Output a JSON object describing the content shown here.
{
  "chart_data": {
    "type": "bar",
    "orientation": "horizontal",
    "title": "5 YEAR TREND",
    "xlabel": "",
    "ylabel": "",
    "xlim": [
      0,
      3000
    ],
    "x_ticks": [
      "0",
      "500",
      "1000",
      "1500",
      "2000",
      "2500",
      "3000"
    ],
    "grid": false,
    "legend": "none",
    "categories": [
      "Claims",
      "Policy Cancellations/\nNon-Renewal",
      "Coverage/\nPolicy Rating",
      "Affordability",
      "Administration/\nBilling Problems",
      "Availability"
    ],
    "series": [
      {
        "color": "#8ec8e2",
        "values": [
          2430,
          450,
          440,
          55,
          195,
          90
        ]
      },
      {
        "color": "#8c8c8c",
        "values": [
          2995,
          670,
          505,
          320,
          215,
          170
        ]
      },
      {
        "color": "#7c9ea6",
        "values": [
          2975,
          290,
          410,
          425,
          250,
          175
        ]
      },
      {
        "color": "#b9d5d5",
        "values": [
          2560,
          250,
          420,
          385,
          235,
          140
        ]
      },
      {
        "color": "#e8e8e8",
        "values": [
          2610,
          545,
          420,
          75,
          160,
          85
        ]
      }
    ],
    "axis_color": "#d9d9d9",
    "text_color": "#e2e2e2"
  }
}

━━━━━━━━━━━━━━━━━━━━━━━━━━━━━━

_Your objective_
Send back each record exactly as it stands.

_Response for this exercise_
Output a JSON object describing the content shown here.
{
  "chart_data": {
    "type": "bar",
    "orientation": "horizontal",
    "title": "5 YEAR TREND",
    "xlabel": "",
    "ylabel": "",
    "xlim": [
      0,
      3000
    ],
    "x_ticks": [
      "0",
      "500",
      "1000",
      "1500",
      "2000",
      "2500",
      "3000"
    ],
    "grid": false,
    "legend": "none",
    "categories": [
      "Claims",
      "Policy Cancellations/\nNon-Renewal",
      "Coverage/\nPolicy Rating",
      "Affordability",
      "Administration/\nBilling Problems",
      "Availability"
    ],
    "series": [
      {
        "color": "#8ec8e2",
        "values": [
          2430,
          450,
          440,
          55,
          195,
          90
        ]
      },
      {
        "color": "#8c8c8c",
        "values": [
          2995,
          670,
          505,
          320,
          215,
          170
        ]
      },
      {
        "color": "#7c9ea6",
        "values": [
          2975,
          290,
          410,
          425,
          250,
          175
        ]
      },
      {
        "color": "#b9d5d5",
        "values": [
          2560,
          250,
          420,
          385,
          235,
          140
        ]
      },
      {
        "color": "#e8e8e8",
        "values": [
          2610,
          545,
          420,
          75,
          160,
          85
        ]
      }
    ],
    "axis_color": "#d9d9d9",
    "text_color": "#e2e2e2"
  }
}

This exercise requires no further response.